- Your task:
The full listing, word for word and free of images, is the expected result.

Input data START

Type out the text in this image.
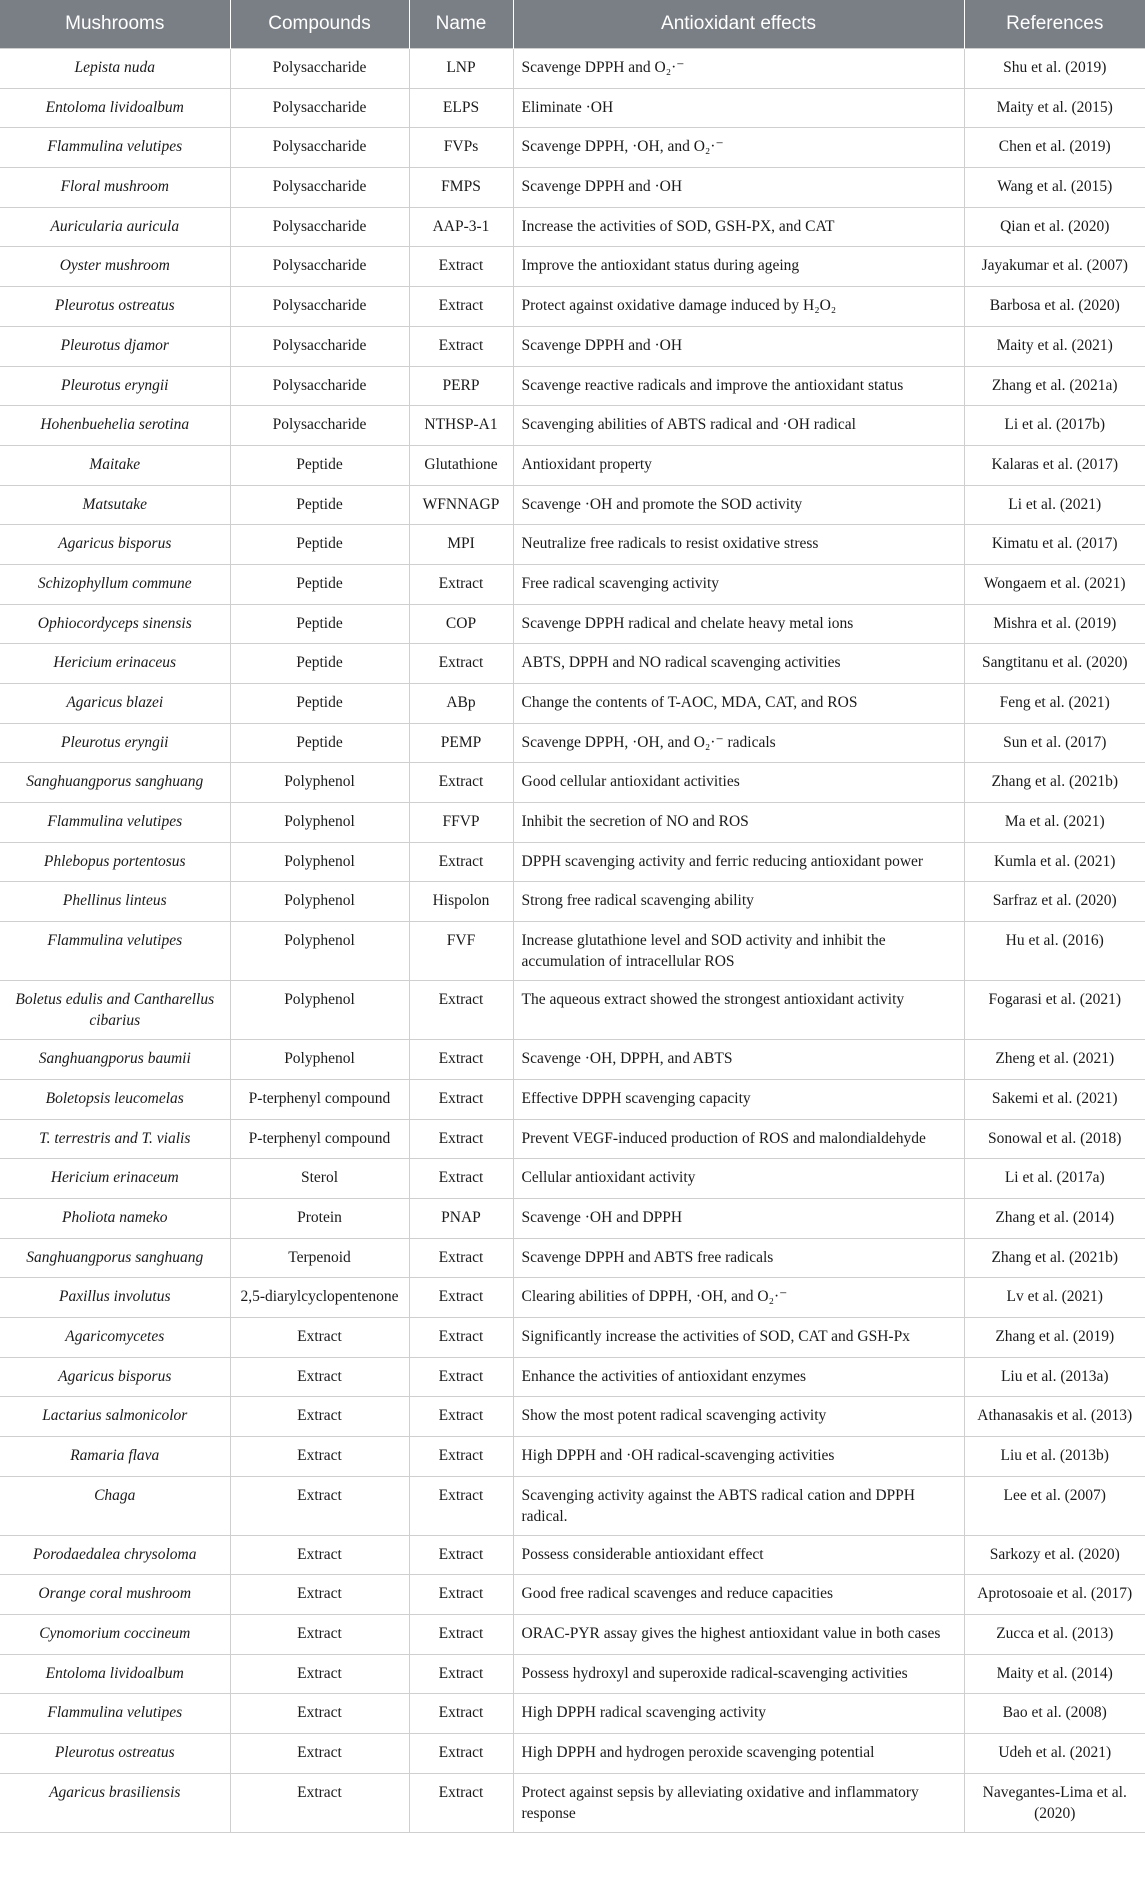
Mushrooms	Compounds	Name	Antioxidant effects	References
Lepista nuda	Polysaccharide	LNP	Scavenge DPPH and O₂·⁻	Shu et al. (2019)
Entoloma lividoalbum	Polysaccharide	ELPS	Eliminate ·OH	Maity et al. (2015)
Flammulina velutipes	Polysaccharide	FVPs	Scavenge DPPH, ·OH, and O₂·⁻	Chen et al. (2019)
Floral mushroom	Polysaccharide	FMPS	Scavenge DPPH and ·OH	Wang et al. (2015)
Auricularia auricula	Polysaccharide	AAP-3-1	Increase the activities of SOD, GSH-PX, and CAT	Qian et al. (2020)
Oyster mushroom	Polysaccharide	Extract	Improve the antioxidant status during ageing	Jayakumar et al. (2007)
Pleurotus ostreatus	Polysaccharide	Extract	Protect against oxidative damage induced by H₂O₂	Barbosa et al. (2020)
Pleurotus djamor	Polysaccharide	Extract	Scavenge DPPH and ·OH	Maity et al. (2021)
Pleurotus eryngii	Polysaccharide	PERP	Scavenge reactive radicals and improve the antioxidant status	Zhang et al. (2021a)
Hohenbuehelia serotina	Polysaccharide	NTHSP-A1	Scavenging abilities of ABTS radical and ·OH radical	Li et al. (2017b)
Maitake	Peptide	Glutathione	Antioxidant property	Kalaras et al. (2017)
Matsutake	Peptide	WFNNAGP	Scavenge ·OH and promote the SOD activity	Li et al. (2021)
Agaricus bisporus	Peptide	MPI	Neutralize free radicals to resist oxidative stress	Kimatu et al. (2017)
Schizophyllum commune	Peptide	Extract	Free radical scavenging activity	Wongaem et al. (2021)
Ophiocordyceps sinensis	Peptide	COP	Scavenge DPPH radical and chelate heavy metal ions	Mishra et al. (2019)
Hericium erinaceus	Peptide	Extract	ABTS, DPPH and NO radical scavenging activities	Sangtitanu et al. (2020)
Agaricus blazei	Peptide	ABp	Change the contents of T-AOC, MDA, CAT, and ROS	Feng et al. (2021)
Pleurotus eryngii	Peptide	PEMP	Scavenge DPPH, ·OH, and O₂·⁻ radicals	Sun et al. (2017)
Sanghuangporus sanghuang	Polyphenol	Extract	Good cellular antioxidant activities	Zhang et al. (2021b)
Flammulina velutipes	Polyphenol	FFVP	Inhibit the secretion of NO and ROS	Ma et al. (2021)
Phlebopus portentosus	Polyphenol	Extract	DPPH scavenging activity and ferric reducing antioxidant power	Kumla et al. (2021)
Phellinus linteus	Polyphenol	Hispolon	Strong free radical scavenging ability	Sarfraz et al. (2020)
Flammulina velutipes	Polyphenol	FVF	Increase glutathione level and SOD activity and inhibit the accumulation of intracellular ROS	Hu et al. (2016)
Boletus edulis and Cantharellus cibarius	Polyphenol	Extract	The aqueous extract showed the strongest antioxidant activity	Fogarasi et al. (2021)
Sanghuangporus baumii	Polyphenol	Extract	Scavenge ·OH, DPPH, and ABTS	Zheng et al. (2021)
Boletopsis leucomelas	P-terphenyl compound	Extract	Effective DPPH scavenging capacity	Sakemi et al. (2021)
T. terrestris and T. vialis	P-terphenyl compound	Extract	Prevent VEGF-induced production of ROS and malondialdehyde	Sonowal et al. (2018)
Hericium erinaceum	Sterol	Extract	Cellular antioxidant activity	Li et al. (2017a)
Pholiota nameko	Protein	PNAP	Scavenge ·OH and DPPH	Zhang et al. (2014)
Sanghuangporus sanghuang	Terpenoid	Extract	Scavenge DPPH and ABTS free radicals	Zhang et al. (2021b)
Paxillus involutus	2,5-diarylcyclopentenone	Extract	Clearing abilities of DPPH, ·OH, and O₂·⁻	Lv et al. (2021)
Agaricomycetes	Extract	Extract	Significantly increase the activities of SOD, CAT and GSH-Px	Zhang et al. (2019)
Agaricus bisporus	Extract	Extract	Enhance the activities of antioxidant enzymes	Liu et al. (2013a)
Lactarius salmonicolor	Extract	Extract	Show the most potent radical scavenging activity	Athanasakis et al. (2013)
Ramaria flava	Extract	Extract	High DPPH and ·OH radical-scavenging activities	Liu et al. (2013b)
Chaga	Extract	Extract	Scavenging activity against the ABTS radical cation and DPPH radical.	Lee et al. (2007)
Porodaedalea chrysoloma	Extract	Extract	Possess considerable antioxidant effect	Sarkozy et al. (2020)
Orange coral mushroom	Extract	Extract	Good free radical scavenges and reduce capacities	Aprotosoaie et al. (2017)
Cynomorium coccineum	Extract	Extract	ORAC-PYR assay gives the highest antioxidant value in both cases	Zucca et al. (2013)
Entoloma lividoalbum	Extract	Extract	Possess hydroxyl and superoxide radical-scavenging activities	Maity et al. (2014)
Flammulina velutipes	Extract	Extract	High DPPH radical scavenging activity	Bao et al. (2008)
Pleurotus ostreatus	Extract	Extract	High DPPH and hydrogen peroxide scavenging potential	Udeh et al. (2021)
Agaricus brasiliensis	Extract	Extract	Protect against sepsis by alleviating oxidative and inflammatory response	Navegantes-Lima et al. (2020)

Input data END

- Response box:
Type out the text in this image.
Mushrooms	Compounds	Name	Antioxidant effects	References
Lepista nuda	Polysaccharide	LNP	Scavenge DPPH and O₂·⁻	Shu et al. (2019)
Entoloma lividoalbum	Polysaccharide	ELPS	Eliminate ·OH	Maity et al. (2015)
Flammulina velutipes	Polysaccharide	FVPs	Scavenge DPPH, ·OH, and O₂·⁻	Chen et al. (2019)
Floral mushroom	Polysaccharide	FMPS	Scavenge DPPH and ·OH	Wang et al. (2015)
Auricularia auricula	Polysaccharide	AAP-3-1	Increase the activities of SOD, GSH-PX, and CAT	Qian et al. (2020)
Oyster mushroom	Polysaccharide	Extract	Improve the antioxidant status during ageing	Jayakumar et al. (2007)
Pleurotus ostreatus	Polysaccharide	Extract	Protect against oxidative damage induced by H₂O₂	Barbosa et al. (2020)
Pleurotus djamor	Polysaccharide	Extract	Scavenge DPPH and ·OH	Maity et al. (2021)
Pleurotus eryngii	Polysaccharide	PERP	Scavenge reactive radicals and improve the antioxidant status	Zhang et al. (2021a)
Hohenbuehelia serotina	Polysaccharide	NTHSP-A1	Scavenging abilities of ABTS radical and ·OH radical	Li et al. (2017b)
Maitake	Peptide	Glutathione	Antioxidant property	Kalaras et al. (2017)
Matsutake	Peptide	WFNNAGP	Scavenge ·OH and promote the SOD activity	Li et al. (2021)
Agaricus bisporus	Peptide	MPI	Neutralize free radicals to resist oxidative stress	Kimatu et al. (2017)
Schizophyllum commune	Peptide	Extract	Free radical scavenging activity	Wongaem et al. (2021)
Ophiocordyceps sinensis	Peptide	COP	Scavenge DPPH radical and chelate heavy metal ions	Mishra et al. (2019)
Hericium erinaceus	Peptide	Extract	ABTS, DPPH and NO radical scavenging activities	Sangtitanu et al. (2020)
Agaricus blazei	Peptide	ABp	Change the contents of T-AOC, MDA, CAT, and ROS	Feng et al. (2021)
Pleurotus eryngii	Peptide	PEMP	Scavenge DPPH, ·OH, and O₂·⁻ radicals	Sun et al. (2017)
Sanghuangporus sanghuang	Polyphenol	Extract	Good cellular antioxidant activities	Zhang et al. (2021b)
Flammulina velutipes	Polyphenol	FFVP	Inhibit the secretion of NO and ROS	Ma et al. (2021)
Phlebopus portentosus	Polyphenol	Extract	DPPH scavenging activity and ferric reducing antioxidant power	Kumla et al. (2021)
Phellinus linteus	Polyphenol	Hispolon	Strong free radical scavenging ability	Sarfraz et al. (2020)
Flammulina velutipes	Polyphenol	FVF	Increase glutathione level and SOD activity and inhibit the accumulation of intracellular ROS	Hu et al. (2016)
Boletus edulis and Cantharellus cibarius	Polyphenol	Extract	The aqueous extract showed the strongest antioxidant activity	Fogarasi et al. (2021)
Sanghuangporus baumii	Polyphenol	Extract	Scavenge ·OH, DPPH, and ABTS	Zheng et al. (2021)
Boletopsis leucomelas	P-terphenyl compound	Extract	Effective DPPH scavenging capacity	Sakemi et al. (2021)
T. terrestris and T. vialis	P-terphenyl compound	Extract	Prevent VEGF-induced production of ROS and malondialdehyde	Sonowal et al. (2018)
Hericium erinaceum	Sterol	Extract	Cellular antioxidant activity	Li et al. (2017a)
Pholiota nameko	Protein	PNAP	Scavenge ·OH and DPPH	Zhang et al. (2014)
Sanghuangporus sanghuang	Terpenoid	Extract	Scavenge DPPH and ABTS free radicals	Zhang et al. (2021b)
Paxillus involutus	2,5-diarylcyclopentenone	Extract	Clearing abilities of DPPH, ·OH, and O₂·⁻	Lv et al. (2021)
Agaricomycetes	Extract	Extract	Significantly increase the activities of SOD, CAT and GSH-Px	Zhang et al. (2019)
Agaricus bisporus	Extract	Extract	Enhance the activities of antioxidant enzymes	Liu et al. (2013a)
Lactarius salmonicolor	Extract	Extract	Show the most potent radical scavenging activity	Athanasakis et al. (2013)
Ramaria flava	Extract	Extract	High DPPH and ·OH radical-scavenging activities	Liu et al. (2013b)
Chaga	Extract	Extract	Scavenging activity against the ABTS radical cation and DPPH radical.	Lee et al. (2007)
Porodaedalea chrysoloma	Extract	Extract	Possess considerable antioxidant effect	Sarkozy et al. (2020)
Orange coral mushroom	Extract	Extract	Good free radical scavenges and reduce capacities	Aprotosoaie et al. (2017)
Cynomorium coccineum	Extract	Extract	ORAC-PYR assay gives the highest antioxidant value in both cases	Zucca et al. (2013)
Entoloma lividoalbum	Extract	Extract	Possess hydroxyl and superoxide radical-scavenging activities	Maity et al. (2014)
Flammulina velutipes	Extract	Extract	High DPPH radical scavenging activity	Bao et al. (2008)
Pleurotus ostreatus	Extract	Extract	High DPPH and hydrogen peroxide scavenging potential	Udeh et al. (2021)
Agaricus brasiliensis	Extract	Extract	Protect against sepsis by alleviating oxidative and inflammatory response	Navegantes-Lima et al. (2020)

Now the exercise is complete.